**DIRECTIONS**: Copy out the lines below that hold the word "with".

[Extracts from a graphics dataset]

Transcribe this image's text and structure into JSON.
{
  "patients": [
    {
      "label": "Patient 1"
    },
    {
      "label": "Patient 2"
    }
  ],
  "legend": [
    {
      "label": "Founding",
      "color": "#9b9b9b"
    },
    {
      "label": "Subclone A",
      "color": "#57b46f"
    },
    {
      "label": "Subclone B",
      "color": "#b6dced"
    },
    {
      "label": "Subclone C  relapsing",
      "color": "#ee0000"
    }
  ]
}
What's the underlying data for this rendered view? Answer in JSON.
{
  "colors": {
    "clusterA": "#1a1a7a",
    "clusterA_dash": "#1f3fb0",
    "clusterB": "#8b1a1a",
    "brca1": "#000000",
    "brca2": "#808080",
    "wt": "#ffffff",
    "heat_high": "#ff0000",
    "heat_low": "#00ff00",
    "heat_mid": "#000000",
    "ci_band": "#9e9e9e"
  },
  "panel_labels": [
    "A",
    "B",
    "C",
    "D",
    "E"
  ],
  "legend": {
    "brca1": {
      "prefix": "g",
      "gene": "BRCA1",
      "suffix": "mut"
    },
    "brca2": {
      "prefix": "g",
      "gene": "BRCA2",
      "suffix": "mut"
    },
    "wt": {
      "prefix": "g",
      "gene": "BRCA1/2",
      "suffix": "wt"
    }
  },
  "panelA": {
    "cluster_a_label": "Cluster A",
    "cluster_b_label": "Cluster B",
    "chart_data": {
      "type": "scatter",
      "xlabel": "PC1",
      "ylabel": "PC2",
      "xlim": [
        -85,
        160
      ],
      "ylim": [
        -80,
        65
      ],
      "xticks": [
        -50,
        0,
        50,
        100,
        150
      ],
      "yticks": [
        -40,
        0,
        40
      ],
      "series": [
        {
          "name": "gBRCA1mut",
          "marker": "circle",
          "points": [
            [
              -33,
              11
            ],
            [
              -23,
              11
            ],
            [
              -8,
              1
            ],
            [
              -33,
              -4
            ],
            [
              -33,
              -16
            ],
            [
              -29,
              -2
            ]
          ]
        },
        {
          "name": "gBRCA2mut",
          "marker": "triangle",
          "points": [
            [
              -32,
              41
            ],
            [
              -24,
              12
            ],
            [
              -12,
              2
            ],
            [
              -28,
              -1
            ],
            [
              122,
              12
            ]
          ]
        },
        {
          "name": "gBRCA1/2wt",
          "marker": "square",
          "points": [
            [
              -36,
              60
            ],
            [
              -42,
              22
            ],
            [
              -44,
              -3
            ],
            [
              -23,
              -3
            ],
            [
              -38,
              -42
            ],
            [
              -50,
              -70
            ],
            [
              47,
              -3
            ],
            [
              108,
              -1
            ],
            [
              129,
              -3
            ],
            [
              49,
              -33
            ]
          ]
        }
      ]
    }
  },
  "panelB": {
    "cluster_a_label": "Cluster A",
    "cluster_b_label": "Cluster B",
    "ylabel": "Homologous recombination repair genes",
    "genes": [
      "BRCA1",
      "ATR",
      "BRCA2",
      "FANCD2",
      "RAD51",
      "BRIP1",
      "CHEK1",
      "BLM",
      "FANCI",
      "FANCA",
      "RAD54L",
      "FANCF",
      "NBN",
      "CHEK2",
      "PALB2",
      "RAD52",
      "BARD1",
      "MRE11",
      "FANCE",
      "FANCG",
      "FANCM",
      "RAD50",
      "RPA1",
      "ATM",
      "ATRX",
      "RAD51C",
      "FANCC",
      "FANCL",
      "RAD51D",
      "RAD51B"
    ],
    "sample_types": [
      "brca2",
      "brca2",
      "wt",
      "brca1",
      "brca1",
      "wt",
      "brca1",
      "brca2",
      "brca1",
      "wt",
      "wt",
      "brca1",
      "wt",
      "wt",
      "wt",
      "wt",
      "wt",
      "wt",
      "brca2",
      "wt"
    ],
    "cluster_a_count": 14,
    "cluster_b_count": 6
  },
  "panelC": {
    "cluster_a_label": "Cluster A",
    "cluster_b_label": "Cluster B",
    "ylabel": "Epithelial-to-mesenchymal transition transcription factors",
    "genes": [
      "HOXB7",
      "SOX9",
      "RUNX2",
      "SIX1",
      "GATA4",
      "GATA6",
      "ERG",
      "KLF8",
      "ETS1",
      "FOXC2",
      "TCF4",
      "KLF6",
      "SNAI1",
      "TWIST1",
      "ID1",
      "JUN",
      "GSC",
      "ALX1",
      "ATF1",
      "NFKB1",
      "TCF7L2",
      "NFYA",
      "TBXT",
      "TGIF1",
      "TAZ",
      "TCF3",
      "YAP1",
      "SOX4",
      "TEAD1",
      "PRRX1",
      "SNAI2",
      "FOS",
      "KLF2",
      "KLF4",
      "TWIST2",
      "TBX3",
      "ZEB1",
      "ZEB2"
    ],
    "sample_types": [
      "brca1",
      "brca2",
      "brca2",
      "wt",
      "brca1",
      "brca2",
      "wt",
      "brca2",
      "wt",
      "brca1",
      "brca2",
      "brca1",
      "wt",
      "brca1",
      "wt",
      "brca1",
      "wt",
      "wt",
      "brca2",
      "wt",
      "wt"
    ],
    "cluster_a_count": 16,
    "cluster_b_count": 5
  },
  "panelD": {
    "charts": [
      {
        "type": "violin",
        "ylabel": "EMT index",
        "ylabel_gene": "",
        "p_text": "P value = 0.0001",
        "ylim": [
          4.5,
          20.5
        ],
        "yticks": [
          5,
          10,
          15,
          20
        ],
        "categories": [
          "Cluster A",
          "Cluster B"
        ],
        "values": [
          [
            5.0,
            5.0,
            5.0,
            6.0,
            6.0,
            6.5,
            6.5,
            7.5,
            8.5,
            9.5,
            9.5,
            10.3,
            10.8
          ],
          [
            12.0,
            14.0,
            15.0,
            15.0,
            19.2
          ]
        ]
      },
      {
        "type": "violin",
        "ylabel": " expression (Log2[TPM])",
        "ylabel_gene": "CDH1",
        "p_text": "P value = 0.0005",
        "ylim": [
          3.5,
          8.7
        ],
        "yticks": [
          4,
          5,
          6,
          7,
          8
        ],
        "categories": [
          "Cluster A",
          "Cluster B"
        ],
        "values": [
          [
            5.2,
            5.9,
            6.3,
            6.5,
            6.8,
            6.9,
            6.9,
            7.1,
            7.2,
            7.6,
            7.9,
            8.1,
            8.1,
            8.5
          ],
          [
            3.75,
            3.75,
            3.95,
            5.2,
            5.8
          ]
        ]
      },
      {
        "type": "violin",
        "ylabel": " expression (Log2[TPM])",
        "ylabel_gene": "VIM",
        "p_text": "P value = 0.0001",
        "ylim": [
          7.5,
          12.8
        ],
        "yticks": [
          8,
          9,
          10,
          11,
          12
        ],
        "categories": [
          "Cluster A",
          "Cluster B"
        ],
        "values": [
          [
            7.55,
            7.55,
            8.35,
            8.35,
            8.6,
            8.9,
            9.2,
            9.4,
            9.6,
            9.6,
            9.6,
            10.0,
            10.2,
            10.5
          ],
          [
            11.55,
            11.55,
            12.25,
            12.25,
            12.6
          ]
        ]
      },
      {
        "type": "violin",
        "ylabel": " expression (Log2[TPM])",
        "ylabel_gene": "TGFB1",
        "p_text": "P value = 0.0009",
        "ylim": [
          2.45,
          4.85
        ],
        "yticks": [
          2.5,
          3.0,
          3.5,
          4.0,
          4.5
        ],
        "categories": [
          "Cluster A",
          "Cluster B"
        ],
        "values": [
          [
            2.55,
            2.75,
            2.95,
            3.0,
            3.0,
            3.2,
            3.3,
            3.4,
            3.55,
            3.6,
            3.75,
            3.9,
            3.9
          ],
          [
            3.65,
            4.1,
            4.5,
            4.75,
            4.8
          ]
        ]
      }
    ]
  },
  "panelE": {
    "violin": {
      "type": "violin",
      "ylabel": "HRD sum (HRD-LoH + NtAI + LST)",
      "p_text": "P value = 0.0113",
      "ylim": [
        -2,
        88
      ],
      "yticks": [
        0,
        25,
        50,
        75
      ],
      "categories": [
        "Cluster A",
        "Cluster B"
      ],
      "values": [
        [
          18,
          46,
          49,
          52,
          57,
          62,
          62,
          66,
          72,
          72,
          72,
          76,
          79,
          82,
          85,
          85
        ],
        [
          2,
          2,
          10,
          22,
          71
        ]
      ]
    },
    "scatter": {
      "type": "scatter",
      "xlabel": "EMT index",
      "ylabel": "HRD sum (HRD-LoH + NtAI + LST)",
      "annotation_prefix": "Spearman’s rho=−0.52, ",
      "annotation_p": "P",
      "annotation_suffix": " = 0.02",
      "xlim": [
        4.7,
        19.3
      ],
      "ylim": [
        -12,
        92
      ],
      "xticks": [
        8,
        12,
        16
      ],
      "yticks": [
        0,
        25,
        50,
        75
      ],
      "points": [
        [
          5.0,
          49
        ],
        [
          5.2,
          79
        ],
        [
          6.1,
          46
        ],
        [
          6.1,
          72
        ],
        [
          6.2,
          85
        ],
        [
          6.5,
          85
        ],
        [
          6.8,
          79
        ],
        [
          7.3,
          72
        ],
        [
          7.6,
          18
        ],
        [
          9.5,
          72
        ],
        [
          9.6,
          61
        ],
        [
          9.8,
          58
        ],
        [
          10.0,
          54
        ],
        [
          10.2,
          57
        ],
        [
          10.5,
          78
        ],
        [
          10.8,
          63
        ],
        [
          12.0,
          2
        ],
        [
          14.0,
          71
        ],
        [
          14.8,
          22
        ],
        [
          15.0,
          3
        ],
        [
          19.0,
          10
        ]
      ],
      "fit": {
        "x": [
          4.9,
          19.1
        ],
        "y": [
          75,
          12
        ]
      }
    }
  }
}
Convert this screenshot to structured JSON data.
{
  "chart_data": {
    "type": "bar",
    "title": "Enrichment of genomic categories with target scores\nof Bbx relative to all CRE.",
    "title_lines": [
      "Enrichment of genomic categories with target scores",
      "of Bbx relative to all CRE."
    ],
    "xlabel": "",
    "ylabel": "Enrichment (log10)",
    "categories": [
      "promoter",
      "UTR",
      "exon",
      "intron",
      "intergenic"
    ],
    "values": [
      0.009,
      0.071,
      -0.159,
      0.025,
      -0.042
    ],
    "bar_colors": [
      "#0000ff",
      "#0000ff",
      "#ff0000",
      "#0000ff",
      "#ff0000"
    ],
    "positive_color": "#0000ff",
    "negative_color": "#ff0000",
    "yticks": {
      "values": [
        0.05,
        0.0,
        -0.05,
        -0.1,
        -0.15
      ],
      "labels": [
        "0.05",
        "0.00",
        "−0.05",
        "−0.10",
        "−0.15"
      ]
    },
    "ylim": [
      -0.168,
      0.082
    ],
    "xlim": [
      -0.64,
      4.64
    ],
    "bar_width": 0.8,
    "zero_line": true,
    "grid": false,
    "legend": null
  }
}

**RESPONSE BELOW**:
    "title": "Enrichment of genomic categories with target scores\nof Bbx relative to all CRE.",
      "Enrichment of genomic categories with target scores",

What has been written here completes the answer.